Every entry that follows should be repeated exactly; drop the images.

* START Raw records *

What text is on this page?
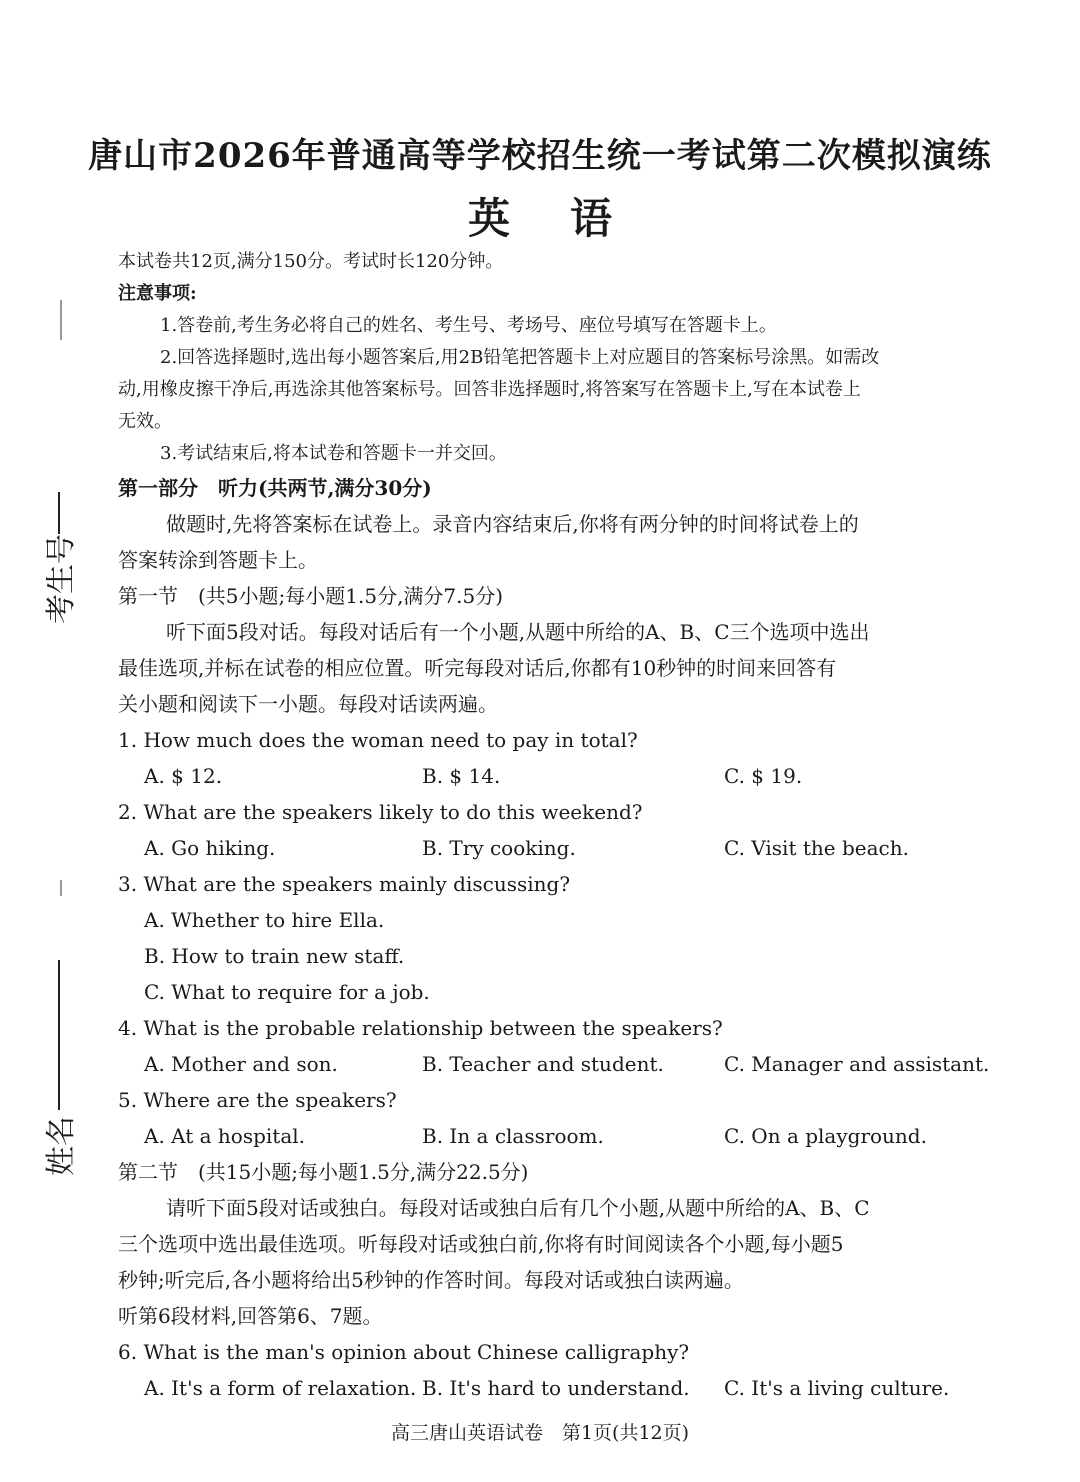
考生号
姓名
唐山市2026年普通高等学校招生统一考试第二次模拟演练
英语
本试卷共12页,满分150分。考试时长120分钟。
注意事项:
1.答卷前,考生务必将自己的姓名、考生号、考场号、座位号填写在答题卡上。
2.回答选择题时,选出每小题答案后,用2B铅笔把答题卡上对应题目的答案标号涂黑。如需改
动,用橡皮擦干净后,再选涂其他答案标号。回答非选择题时,将答案写在答题卡上,写在本试卷上
无效。
3.考试结束后,将本试卷和答题卡一并交回。
第一部分　听力(共两节,满分30分)
做题时,先将答案标在试卷上。录音内容结束后,你将有两分钟的时间将试卷上的
答案转涂到答题卡上。
第一节　(共5小题;每小题1.5分,满分7.5分)
听下面5段对话。每段对话后有一个小题,从题中所给的A、B、C三个选项中选出
最佳选项,并标在试卷的相应位置。听完每段对话后,你都有10秒钟的时间来回答有
关小题和阅读下一小题。每段对话读两遍。
1. How much does the woman need to pay in total?
A. $ 12.	B. $ 14.	C. $ 19.
2. What are the speakers likely to do this weekend?
A. Go hiking.	B. Try cooking.	C. Visit the beach.
3. What are the speakers mainly discussing?
A. Whether to hire Ella.
B. How to train new staff.
C. What to require for a job.
4. What is the probable relationship between the speakers?
A. Mother and son.	B. Teacher and student.	C. Manager and assistant.
5. Where are the speakers?
A. At a hospital.	B. In a classroom.	C. On a playground.
第二节　(共15小题;每小题1.5分,满分22.5分)
请听下面5段对话或独白。每段对话或独白后有几个小题,从题中所给的A、B、C
三个选项中选出最佳选项。听每段对话或独白前,你将有时间阅读各个小题,每小题5
秒钟;听完后,各小题将给出5秒钟的作答时间。每段对话或独白读两遍。
听第6段材料,回答第6、7题。
6. What is the man's opinion about Chinese calligraphy?
A. It's a form of relaxation. B. It's hard to understand.	C. It's a living culture.
高三唐山英语试卷　第1页(共12页)
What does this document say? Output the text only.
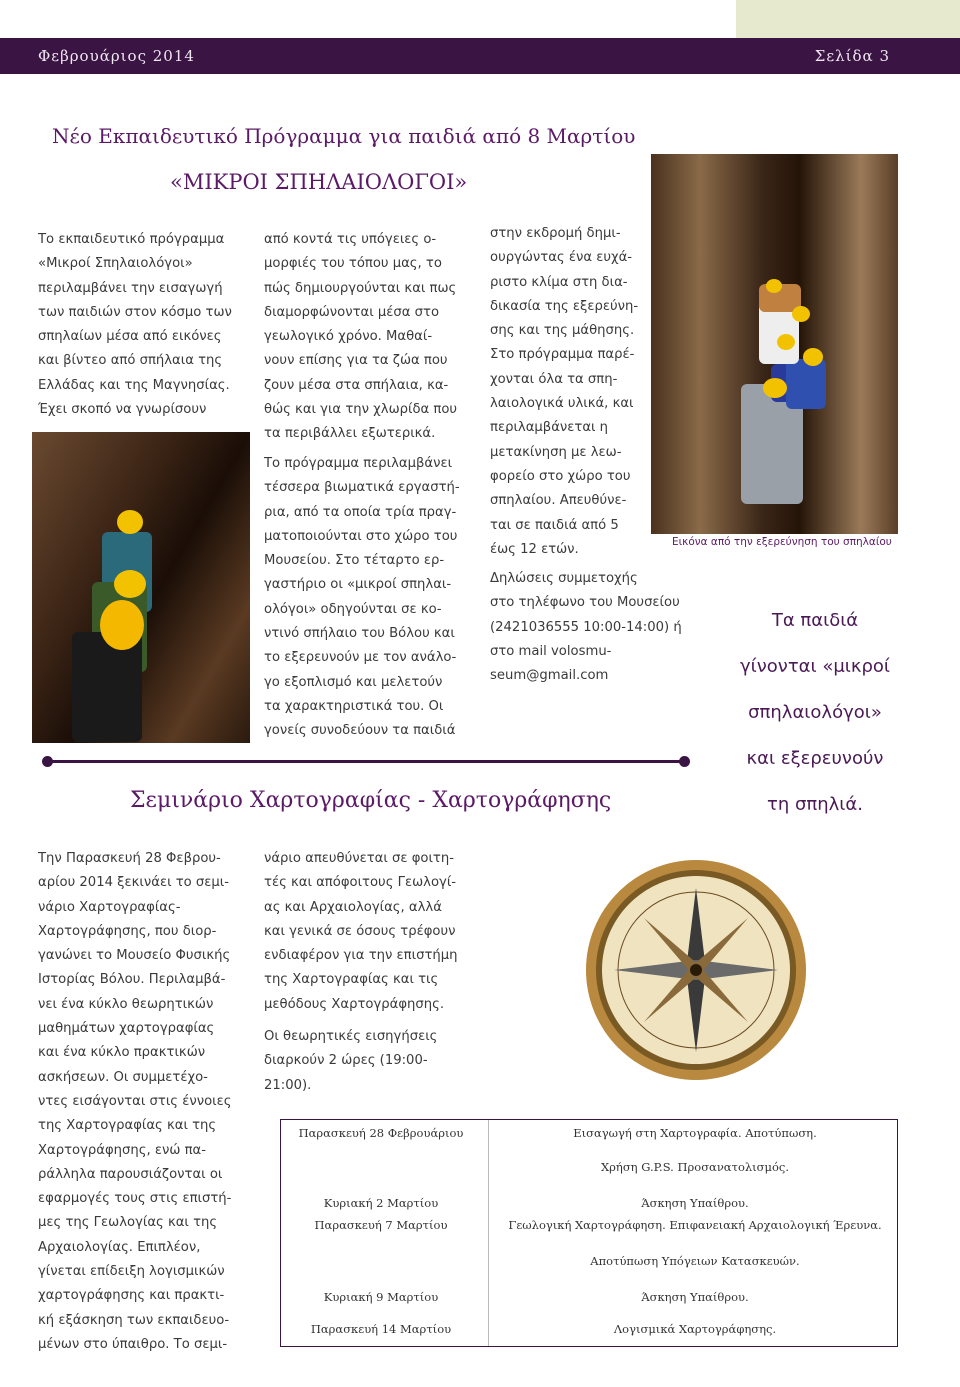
Φεβρουάριος 2014	Σελίδα 3
Νέο Εκπαιδευτικό Πρόγραμμα για παιδιά από 8 Μαρτίου
«ΜΙΚΡΟΙ ΣΠΗΛΑΙΟΛΟΓΟΙ»

Το εκπαιδευτικό πρόγραμμα

«Μικροί Σπηλαιολόγοι»

περιλαμβάνει την εισαγωγή

των παιδιών στον κόσμο των

σπηλαίων μέσα από εικόνες

και βίντεο από σπήλαια της

Ελλάδας και της Μαγνησίας.

Έχει σκοπό να γνωρίσουν

από κοντά τις υπόγειες ο-

μορφιές του τόπου μας, το

πώς δημιουργούνται και πως

διαμορφώνονται μέσα στο

γεωλογικό χρόνο. Μαθαί-

νουν επίσης για τα ζώα που

ζουν μέσα στα σπήλαια, κα-

θώς και για την χλωρίδα που

τα περιβάλλει εξωτερικά.

Το πρόγραμμα περιλαμβάνει

τέσσερα βιωματικά εργαστή-

ρια, από τα οποία τρία πραγ-

ματοποιούνται στο χώρο του

Μουσείου. Στο τέταρτο ερ-

γαστήριο οι «μικροί σπηλαι-

ολόγοι» οδηγούνται σε κο-

ντινό σπήλαιο του Βόλου και

το εξερευνούν με τον ανάλο-

γο εξοπλισμό και μελετούν

τα χαρακτηριστικά του. Οι

γονείς συνοδεύουν τα παιδιά

στην εκδρομή δημι-

ουργώντας ένα ευχά-

ριστο κλίμα στη δια-

δικασία της εξερεύνη-

σης και της μάθησης.

Στο πρόγραμμα παρέ-

χονται όλα τα σπη-

λαιολογικά υλικά, και

περιλαμβάνεται η

μετακίνηση με λεω-

φορείο στο χώρο του

σπηλαίου. Απευθύνε-

ται σε παιδιά από 5

έως 12 ετών.

Δηλώσεις συμμετοχής

στο τηλέφωνο του Μουσείου

(2421036555 10:00-14:00) ή

στο mail volosmu-

seum@gmail.com

Εικόνα από την εξερεύνηση του σπηλαίου
Τα παιδιά
γίνονται «μικροί
σπηλαιολόγοι»
και εξερευνούν
τη σπηλιά.
Σεμινάριο Χαρτογραφίας - Χαρτογράφησης

Την Παρασκευή 28 Φεβρου-

αρίου 2014 ξεκινάει το σεμι-

νάριο Χαρτογραφίας-

Χαρτογράφησης, που διορ-

γανώνει το Μουσείο Φυσικής

Ιστορίας Βόλου. Περιλαμβά-

νει ένα κύκλο θεωρητικών

μαθημάτων χαρτογραφίας

και ένα κύκλο πρακτικών

ασκήσεων. Οι συμμετέχο-

ντες εισάγονται στις έννοιες

της Χαρτογραφίας και της

Χαρτογράφησης, ενώ πα-

ράλληλα παρουσιάζονται οι

εφαρμογές τους στις επιστή-

μες της Γεωλογίας και της

Αρχαιολογίας. Επιπλέον,

γίνεται επίδειξη λογισμικών

χαρτογράφησης και πρακτι-

κή εξάσκηση των εκπαιδευο-

μένων στο ύπαιθρο. Το σεμι-

νάριο απευθύνεται σε φοιτη-

τές και απόφοιτους Γεωλογί-

ας και Αρχαιολογίας, αλλά

και γενικά σε όσους τρέφουν

ενδιαφέρον για την επιστήμη

της Χαρτογραφίας και τις

μεθόδους Χαρτογράφησης.

Οι θεωρητικές εισηγήσεις

διαρκούν 2 ώρες (19:00-

21:00).

Παρασκευή 28 Φεβρουάριου	Εισαγωγή στη Χαρτογραφία. Αποτύπωση.
Χρήση G.P.S. Προσανατολισμός.
Κυριακή 2 Μαρτίου	Άσκηση Υπαίθρου.
Παρασκευή 7 Μαρτίου	Γεωλογική Χαρτογράφηση. Επιφανειακή Αρχαιολογική Έρευνα.
Αποτύπωση Υπόγειων Κατασκευών.
Κυριακή 9 Μαρτίου	Άσκηση Υπαίθρου.
Παρασκευή 14 Μαρτίου	Λογισμικά Χαρτογράφησης.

* END Raw records *

*Final result*.
What text is on this page?
考生号
姓名
唐山市2026年普通高等学校招生统一考试第二次模拟演练
英语
本试卷共12页,满分150分。考试时长120分钟。
注意事项:
1.答卷前,考生务必将自己的姓名、考生号、考场号、座位号填写在答题卡上。
2.回答选择题时,选出每小题答案后,用2B铅笔把答题卡上对应题目的答案标号涂黑。如需改
动,用橡皮擦干净后,再选涂其他答案标号。回答非选择题时,将答案写在答题卡上,写在本试卷上
无效。
3.考试结束后,将本试卷和答题卡一并交回。
第一部分　听力(共两节,满分30分)
做题时,先将答案标在试卷上。录音内容结束后,你将有两分钟的时间将试卷上的
答案转涂到答题卡上。
第一节　(共5小题;每小题1.5分,满分7.5分)
听下面5段对话。每段对话后有一个小题,从题中所给的A、B、C三个选项中选出
最佳选项,并标在试卷的相应位置。听完每段对话后,你都有10秒钟的时间来回答有
关小题和阅读下一小题。每段对话读两遍。
1. How much does the woman need to pay in total?
A. $ 12.	B. $ 14.	C. $ 19.
2. What are the speakers likely to do this weekend?
A. Go hiking.	B. Try cooking.	C. Visit the beach.
3. What are the speakers mainly discussing?
A. Whether to hire Ella.
B. How to train new staff.
C. What to require for a job.
4. What is the probable relationship between the speakers?
A. Mother and son.	B. Teacher and student.	C. Manager and assistant.
5. Where are the speakers?
A. At a hospital.	B. In a classroom.	C. On a playground.
第二节　(共15小题;每小题1.5分,满分22.5分)
请听下面5段对话或独白。每段对话或独白后有几个小题,从题中所给的A、B、C
三个选项中选出最佳选项。听每段对话或独白前,你将有时间阅读各个小题,每小题5
秒钟;听完后,各小题将给出5秒钟的作答时间。每段对话或独白读两遍。
听第6段材料,回答第6、7题。
6. What is the man's opinion about Chinese calligraphy?
A. It's a form of relaxation. B. It's hard to understand.	C. It's a living culture.
高三唐山英语试卷　第1页(共12页)
What does this document say? Output the text only.
Φεβρουάριος 2014	Σελίδα 3
Νέο Εκπαιδευτικό Πρόγραμμα για παιδιά από 8 Μαρτίου
«ΜΙΚΡΟΙ ΣΠΗΛΑΙΟΛΟΓΟΙ»

Το εκπαιδευτικό πρόγραμμα

«Μικροί Σπηλαιολόγοι»

περιλαμβάνει την εισαγωγή

των παιδιών στον κόσμο των

σπηλαίων μέσα από εικόνες

και βίντεο από σπήλαια της

Ελλάδας και της Μαγνησίας.

Έχει σκοπό να γνωρίσουν

από κοντά τις υπόγειες ο-

μορφιές του τόπου μας, το

πώς δημιουργούνται και πως

διαμορφώνονται μέσα στο

γεωλογικό χρόνο. Μαθαί-

νουν επίσης για τα ζώα που

ζουν μέσα στα σπήλαια, κα-

θώς και για την χλωρίδα που

τα περιβάλλει εξωτερικά.

Το πρόγραμμα περιλαμβάνει

τέσσερα βιωματικά εργαστή-

ρια, από τα οποία τρία πραγ-

ματοποιούνται στο χώρο του

Μουσείου. Στο τέταρτο ερ-

γαστήριο οι «μικροί σπηλαι-

ολόγοι» οδηγούνται σε κο-

ντινό σπήλαιο του Βόλου και

το εξερευνούν με τον ανάλο-

γο εξοπλισμό και μελετούν

τα χαρακτηριστικά του. Οι

γονείς συνοδεύουν τα παιδιά

στην εκδρομή δημι-

ουργώντας ένα ευχά-

ριστο κλίμα στη δια-

δικασία της εξερεύνη-

σης και της μάθησης.

Στο πρόγραμμα παρέ-

χονται όλα τα σπη-

λαιολογικά υλικά, και

περιλαμβάνεται η

μετακίνηση με λεω-

φορείο στο χώρο του

σπηλαίου. Απευθύνε-

ται σε παιδιά από 5

έως 12 ετών.

Δηλώσεις συμμετοχής

στο τηλέφωνο του Μουσείου

(2421036555 10:00-14:00) ή

στο mail volosmu-

seum@gmail.com

Εικόνα από την εξερεύνηση του σπηλαίου
Τα παιδιά
γίνονται «μικροί
σπηλαιολόγοι»
και εξερευνούν
τη σπηλιά.
Σεμινάριο Χαρτογραφίας - Χαρτογράφησης

Την Παρασκευή 28 Φεβρου-

αρίου 2014 ξεκινάει το σεμι-

νάριο Χαρτογραφίας-

Χαρτογράφησης, που διορ-

γανώνει το Μουσείο Φυσικής

Ιστορίας Βόλου. Περιλαμβά-

νει ένα κύκλο θεωρητικών

μαθημάτων χαρτογραφίας

και ένα κύκλο πρακτικών

ασκήσεων. Οι συμμετέχο-

ντες εισάγονται στις έννοιες

της Χαρτογραφίας και της

Χαρτογράφησης, ενώ πα-

ράλληλα παρουσιάζονται οι

εφαρμογές τους στις επιστή-

μες της Γεωλογίας και της

Αρχαιολογίας. Επιπλέον,

γίνεται επίδειξη λογισμικών

χαρτογράφησης και πρακτι-

κή εξάσκηση των εκπαιδευο-

μένων στο ύπαιθρο. Το σεμι-

νάριο απευθύνεται σε φοιτη-

τές και απόφοιτους Γεωλογί-

ας και Αρχαιολογίας, αλλά

και γενικά σε όσους τρέφουν

ενδιαφέρον για την επιστήμη

της Χαρτογραφίας και τις

μεθόδους Χαρτογράφησης.

Οι θεωρητικές εισηγήσεις

διαρκούν 2 ώρες (19:00-

21:00).

Παρασκευή 28 Φεβρουάριου	Εισαγωγή στη Χαρτογραφία. Αποτύπωση.
Χρήση G.P.S. Προσανατολισμός.
Κυριακή 2 Μαρτίου	Άσκηση Υπαίθρου.
Παρασκευή 7 Μαρτίου	Γεωλογική Χαρτογράφηση. Επιφανειακή Αρχαιολογική Έρευνα.
Αποτύπωση Υπόγειων Κατασκευών.
Κυριακή 9 Μαρτίου	Άσκηση Υπαίθρου.
Παρασκευή 14 Μαρτίου	Λογισμικά Χαρτογράφησης.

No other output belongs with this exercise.